Given data:
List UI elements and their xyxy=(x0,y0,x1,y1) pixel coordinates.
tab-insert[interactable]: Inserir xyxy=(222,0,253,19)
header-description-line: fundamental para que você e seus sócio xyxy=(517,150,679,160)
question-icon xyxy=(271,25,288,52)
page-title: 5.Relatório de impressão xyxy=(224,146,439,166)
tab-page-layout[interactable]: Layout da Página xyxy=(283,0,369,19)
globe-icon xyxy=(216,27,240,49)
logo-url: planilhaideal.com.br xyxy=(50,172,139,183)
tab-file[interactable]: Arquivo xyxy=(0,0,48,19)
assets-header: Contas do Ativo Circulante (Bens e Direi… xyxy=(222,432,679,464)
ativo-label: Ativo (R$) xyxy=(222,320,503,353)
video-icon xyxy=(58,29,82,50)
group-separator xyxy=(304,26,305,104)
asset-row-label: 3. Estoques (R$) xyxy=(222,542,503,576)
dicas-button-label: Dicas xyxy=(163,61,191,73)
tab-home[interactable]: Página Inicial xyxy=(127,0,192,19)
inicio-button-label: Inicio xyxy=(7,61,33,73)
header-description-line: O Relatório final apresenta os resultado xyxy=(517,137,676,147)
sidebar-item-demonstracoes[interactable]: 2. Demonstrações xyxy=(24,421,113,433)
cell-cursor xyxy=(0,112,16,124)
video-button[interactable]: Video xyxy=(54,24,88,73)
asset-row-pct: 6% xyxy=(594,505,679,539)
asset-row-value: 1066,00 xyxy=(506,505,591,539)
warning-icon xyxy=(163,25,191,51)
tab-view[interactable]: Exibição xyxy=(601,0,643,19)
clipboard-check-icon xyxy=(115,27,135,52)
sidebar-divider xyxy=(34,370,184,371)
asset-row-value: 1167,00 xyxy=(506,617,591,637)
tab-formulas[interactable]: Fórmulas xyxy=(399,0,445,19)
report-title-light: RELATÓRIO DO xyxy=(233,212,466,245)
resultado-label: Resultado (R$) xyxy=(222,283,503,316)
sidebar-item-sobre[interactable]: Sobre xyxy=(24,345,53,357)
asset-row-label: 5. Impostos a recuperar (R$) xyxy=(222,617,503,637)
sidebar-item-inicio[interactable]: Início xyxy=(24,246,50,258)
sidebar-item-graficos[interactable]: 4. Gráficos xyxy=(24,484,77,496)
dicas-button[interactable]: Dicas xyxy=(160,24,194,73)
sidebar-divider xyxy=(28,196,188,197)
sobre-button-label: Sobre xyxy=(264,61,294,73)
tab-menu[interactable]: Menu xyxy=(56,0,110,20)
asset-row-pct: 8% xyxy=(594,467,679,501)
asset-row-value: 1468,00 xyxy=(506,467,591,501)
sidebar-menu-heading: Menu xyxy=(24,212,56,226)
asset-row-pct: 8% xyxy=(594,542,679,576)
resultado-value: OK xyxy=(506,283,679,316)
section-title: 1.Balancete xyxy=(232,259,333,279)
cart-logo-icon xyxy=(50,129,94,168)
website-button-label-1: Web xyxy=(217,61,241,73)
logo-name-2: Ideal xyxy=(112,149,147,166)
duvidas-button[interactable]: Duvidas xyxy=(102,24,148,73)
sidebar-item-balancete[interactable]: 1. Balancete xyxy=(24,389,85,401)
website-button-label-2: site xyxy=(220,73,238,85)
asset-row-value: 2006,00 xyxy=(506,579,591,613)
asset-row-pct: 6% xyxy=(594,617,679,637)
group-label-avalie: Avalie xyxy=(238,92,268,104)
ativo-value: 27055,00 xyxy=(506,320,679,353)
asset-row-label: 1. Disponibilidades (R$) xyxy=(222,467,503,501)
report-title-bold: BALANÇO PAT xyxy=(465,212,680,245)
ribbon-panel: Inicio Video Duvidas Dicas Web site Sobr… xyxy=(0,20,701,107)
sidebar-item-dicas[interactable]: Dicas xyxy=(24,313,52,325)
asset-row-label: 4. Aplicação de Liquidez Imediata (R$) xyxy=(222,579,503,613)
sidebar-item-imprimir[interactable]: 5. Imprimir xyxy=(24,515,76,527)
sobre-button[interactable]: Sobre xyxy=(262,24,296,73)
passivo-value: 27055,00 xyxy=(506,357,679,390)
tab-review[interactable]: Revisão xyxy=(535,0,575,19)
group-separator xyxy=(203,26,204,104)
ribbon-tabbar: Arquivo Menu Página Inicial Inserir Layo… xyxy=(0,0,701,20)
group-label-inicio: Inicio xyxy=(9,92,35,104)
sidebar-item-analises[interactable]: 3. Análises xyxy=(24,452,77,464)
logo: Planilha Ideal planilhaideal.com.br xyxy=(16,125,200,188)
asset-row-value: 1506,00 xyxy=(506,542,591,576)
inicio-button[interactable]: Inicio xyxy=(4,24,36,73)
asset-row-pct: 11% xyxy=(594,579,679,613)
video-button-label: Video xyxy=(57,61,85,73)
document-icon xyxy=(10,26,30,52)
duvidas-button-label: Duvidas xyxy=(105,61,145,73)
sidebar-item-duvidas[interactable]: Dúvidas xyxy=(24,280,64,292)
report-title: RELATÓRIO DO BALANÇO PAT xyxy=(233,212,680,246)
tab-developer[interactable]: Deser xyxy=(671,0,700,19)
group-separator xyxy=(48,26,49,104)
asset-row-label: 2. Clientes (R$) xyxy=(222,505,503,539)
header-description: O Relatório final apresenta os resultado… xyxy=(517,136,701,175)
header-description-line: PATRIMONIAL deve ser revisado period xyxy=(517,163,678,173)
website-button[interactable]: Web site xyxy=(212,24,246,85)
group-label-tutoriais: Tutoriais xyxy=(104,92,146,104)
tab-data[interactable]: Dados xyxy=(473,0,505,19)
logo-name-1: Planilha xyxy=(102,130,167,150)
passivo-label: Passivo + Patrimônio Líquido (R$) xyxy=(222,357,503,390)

---

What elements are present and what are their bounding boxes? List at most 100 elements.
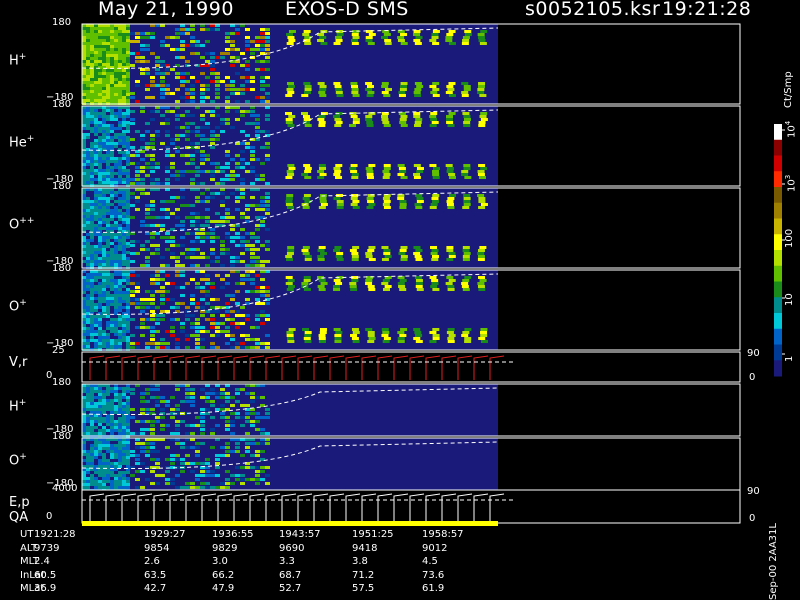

...

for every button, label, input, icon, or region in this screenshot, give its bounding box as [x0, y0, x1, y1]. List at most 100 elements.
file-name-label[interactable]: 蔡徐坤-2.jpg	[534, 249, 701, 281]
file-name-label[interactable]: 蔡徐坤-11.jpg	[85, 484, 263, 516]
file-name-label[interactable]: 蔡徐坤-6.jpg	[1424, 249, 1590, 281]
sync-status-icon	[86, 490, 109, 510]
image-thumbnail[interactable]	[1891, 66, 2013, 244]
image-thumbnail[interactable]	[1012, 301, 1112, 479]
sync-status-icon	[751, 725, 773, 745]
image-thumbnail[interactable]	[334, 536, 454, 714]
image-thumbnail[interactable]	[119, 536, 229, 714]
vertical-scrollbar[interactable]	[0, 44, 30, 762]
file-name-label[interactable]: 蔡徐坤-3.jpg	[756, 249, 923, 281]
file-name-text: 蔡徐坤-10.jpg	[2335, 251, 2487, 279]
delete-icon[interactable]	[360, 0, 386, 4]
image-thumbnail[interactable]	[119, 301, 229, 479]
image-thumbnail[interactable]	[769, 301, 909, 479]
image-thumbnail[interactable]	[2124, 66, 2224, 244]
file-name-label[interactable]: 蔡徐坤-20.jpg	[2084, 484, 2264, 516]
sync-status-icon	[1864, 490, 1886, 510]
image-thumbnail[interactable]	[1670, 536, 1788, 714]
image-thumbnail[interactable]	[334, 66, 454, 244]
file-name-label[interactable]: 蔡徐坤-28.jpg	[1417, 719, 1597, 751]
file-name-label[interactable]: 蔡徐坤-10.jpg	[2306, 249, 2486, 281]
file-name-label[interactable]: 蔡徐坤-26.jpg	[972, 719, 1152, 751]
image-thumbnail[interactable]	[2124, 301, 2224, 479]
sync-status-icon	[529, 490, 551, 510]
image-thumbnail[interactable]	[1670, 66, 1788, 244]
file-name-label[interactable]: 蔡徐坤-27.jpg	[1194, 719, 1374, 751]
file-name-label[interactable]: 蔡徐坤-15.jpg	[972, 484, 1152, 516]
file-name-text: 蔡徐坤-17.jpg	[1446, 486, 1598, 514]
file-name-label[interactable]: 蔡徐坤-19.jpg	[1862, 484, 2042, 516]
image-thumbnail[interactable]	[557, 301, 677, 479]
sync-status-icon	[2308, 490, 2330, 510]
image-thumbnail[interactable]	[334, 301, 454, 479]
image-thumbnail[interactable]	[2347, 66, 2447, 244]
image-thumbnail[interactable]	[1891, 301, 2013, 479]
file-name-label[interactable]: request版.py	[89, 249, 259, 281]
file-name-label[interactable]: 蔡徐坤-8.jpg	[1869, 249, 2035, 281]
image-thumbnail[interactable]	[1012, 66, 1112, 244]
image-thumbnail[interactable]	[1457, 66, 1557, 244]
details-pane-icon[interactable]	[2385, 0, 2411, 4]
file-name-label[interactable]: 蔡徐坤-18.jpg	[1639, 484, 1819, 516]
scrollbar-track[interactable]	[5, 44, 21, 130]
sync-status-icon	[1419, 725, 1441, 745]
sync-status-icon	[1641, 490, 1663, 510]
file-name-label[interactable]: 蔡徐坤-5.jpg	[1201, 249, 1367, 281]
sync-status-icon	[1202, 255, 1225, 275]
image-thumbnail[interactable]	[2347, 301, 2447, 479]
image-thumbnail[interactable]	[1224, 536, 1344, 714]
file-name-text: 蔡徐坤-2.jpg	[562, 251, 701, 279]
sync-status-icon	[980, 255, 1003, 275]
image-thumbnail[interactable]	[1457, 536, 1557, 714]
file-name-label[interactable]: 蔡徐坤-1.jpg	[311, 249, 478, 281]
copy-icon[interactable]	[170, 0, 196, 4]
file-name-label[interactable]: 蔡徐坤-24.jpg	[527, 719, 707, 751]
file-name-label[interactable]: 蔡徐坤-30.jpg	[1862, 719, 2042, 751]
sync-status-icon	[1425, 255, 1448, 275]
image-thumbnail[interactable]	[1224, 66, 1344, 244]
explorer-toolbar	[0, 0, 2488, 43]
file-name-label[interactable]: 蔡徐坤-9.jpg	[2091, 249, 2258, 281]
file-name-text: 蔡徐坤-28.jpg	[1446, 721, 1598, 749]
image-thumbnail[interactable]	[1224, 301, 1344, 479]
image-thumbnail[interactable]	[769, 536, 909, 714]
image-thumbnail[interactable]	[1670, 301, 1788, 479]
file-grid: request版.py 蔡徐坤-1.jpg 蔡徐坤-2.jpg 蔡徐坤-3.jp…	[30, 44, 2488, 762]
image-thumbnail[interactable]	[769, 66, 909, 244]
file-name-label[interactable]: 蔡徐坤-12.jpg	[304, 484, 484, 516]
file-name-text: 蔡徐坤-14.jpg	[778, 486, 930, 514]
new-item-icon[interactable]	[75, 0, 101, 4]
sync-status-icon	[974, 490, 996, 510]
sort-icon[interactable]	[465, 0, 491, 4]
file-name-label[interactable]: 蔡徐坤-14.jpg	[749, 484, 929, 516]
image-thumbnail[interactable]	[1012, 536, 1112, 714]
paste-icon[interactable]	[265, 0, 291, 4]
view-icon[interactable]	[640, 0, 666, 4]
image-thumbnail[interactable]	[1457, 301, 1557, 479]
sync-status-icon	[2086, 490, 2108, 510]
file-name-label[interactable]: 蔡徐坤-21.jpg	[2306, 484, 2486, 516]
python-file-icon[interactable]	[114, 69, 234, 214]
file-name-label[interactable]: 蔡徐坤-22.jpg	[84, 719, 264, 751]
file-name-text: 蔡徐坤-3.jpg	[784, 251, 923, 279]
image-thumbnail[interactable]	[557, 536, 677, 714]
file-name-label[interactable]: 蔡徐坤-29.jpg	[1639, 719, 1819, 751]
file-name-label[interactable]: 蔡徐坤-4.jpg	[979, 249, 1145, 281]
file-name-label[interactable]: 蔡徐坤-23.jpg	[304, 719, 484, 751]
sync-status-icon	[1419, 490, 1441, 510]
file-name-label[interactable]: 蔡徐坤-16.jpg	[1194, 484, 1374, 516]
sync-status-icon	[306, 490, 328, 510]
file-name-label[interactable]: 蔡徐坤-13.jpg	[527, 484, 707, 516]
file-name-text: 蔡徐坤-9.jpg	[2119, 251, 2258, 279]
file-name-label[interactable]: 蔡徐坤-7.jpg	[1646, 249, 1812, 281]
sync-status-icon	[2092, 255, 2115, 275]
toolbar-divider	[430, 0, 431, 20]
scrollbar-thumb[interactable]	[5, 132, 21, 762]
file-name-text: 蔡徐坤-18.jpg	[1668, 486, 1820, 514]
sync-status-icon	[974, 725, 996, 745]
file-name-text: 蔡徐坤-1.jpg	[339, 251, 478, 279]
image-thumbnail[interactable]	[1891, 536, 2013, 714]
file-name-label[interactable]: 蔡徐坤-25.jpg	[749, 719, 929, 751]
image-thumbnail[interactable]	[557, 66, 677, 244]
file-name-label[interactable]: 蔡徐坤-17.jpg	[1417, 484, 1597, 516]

Task instructions: Copy everything from the line that contains "List UI elements" down to the line that contains "tab-page-layout[interactable]: Layout da", both of those lines included, reproducing each one character for character.

Output of the task:
List UI elements and their xyxy=(x0,y0,x1,y1) pixel coordinates.
tab-insert[interactable]: Inserir xyxy=(222,0,253,19)
header-description-line: fundamental para que você e seus sócio xyxy=(517,150,679,160)
question-icon xyxy=(271,25,288,52)
page-title: 5.Relatório de impressão xyxy=(224,146,439,166)
tab-page-layout[interactable]: Layout da Página xyxy=(283,0,369,19)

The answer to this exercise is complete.